- [Exercise directions] Pick out each line of the records that includes the string "indicatives", and copy it.

-*-

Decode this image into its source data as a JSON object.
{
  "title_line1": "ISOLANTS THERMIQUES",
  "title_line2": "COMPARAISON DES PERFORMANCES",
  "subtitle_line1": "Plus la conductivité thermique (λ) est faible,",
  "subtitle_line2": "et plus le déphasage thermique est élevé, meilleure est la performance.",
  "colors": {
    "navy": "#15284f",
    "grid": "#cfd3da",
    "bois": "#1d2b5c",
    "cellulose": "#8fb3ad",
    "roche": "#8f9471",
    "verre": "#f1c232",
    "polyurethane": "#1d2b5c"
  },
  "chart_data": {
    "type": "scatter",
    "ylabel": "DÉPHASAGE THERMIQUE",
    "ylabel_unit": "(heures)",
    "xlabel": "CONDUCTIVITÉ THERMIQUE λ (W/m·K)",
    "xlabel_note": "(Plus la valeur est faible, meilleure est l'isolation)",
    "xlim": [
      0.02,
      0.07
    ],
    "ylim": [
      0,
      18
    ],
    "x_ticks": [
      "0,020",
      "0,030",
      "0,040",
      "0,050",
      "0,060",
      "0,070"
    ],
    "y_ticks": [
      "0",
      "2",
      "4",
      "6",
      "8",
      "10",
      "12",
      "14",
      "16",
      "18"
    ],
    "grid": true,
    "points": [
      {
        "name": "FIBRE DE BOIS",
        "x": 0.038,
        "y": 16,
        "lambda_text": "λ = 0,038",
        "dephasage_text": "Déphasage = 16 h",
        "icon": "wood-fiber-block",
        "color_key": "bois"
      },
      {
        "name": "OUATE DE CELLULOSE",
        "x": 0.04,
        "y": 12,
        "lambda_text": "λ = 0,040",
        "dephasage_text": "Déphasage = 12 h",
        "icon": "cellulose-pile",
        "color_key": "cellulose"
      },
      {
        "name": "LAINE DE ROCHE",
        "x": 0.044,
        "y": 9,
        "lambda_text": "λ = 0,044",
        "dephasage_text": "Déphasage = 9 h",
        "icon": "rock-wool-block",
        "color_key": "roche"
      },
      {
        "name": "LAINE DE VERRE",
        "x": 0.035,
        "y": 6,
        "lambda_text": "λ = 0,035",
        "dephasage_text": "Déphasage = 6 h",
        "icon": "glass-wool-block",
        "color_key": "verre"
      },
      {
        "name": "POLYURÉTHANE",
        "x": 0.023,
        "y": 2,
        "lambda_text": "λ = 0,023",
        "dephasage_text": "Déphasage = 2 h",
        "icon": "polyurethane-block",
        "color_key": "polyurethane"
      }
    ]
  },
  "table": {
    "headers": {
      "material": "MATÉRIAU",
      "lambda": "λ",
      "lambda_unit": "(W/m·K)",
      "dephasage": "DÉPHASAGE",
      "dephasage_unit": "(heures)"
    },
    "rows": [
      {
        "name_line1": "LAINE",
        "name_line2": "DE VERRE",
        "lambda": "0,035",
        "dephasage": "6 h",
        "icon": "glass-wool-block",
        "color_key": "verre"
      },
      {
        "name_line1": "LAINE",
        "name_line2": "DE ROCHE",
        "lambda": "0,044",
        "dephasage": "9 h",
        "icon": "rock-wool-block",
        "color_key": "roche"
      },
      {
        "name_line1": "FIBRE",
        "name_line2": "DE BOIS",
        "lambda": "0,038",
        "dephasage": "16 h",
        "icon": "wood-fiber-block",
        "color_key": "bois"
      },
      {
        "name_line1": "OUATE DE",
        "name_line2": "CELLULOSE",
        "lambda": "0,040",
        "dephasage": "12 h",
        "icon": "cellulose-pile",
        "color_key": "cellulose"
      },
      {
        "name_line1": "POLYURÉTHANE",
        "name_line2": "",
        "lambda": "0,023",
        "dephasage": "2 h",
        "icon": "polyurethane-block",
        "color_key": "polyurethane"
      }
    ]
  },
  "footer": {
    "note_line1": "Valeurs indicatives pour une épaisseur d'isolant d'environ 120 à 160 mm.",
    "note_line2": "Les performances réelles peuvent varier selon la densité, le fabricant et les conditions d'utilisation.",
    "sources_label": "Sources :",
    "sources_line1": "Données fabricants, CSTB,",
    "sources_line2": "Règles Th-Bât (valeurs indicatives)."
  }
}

-*-

- [Full answer]
    "note_line1": "Valeurs indicatives pour une épaisseur d'isolant d'environ 120 à 160 mm.",
    "sources_line2": "Règles Th-Bât (valeurs indicatives)."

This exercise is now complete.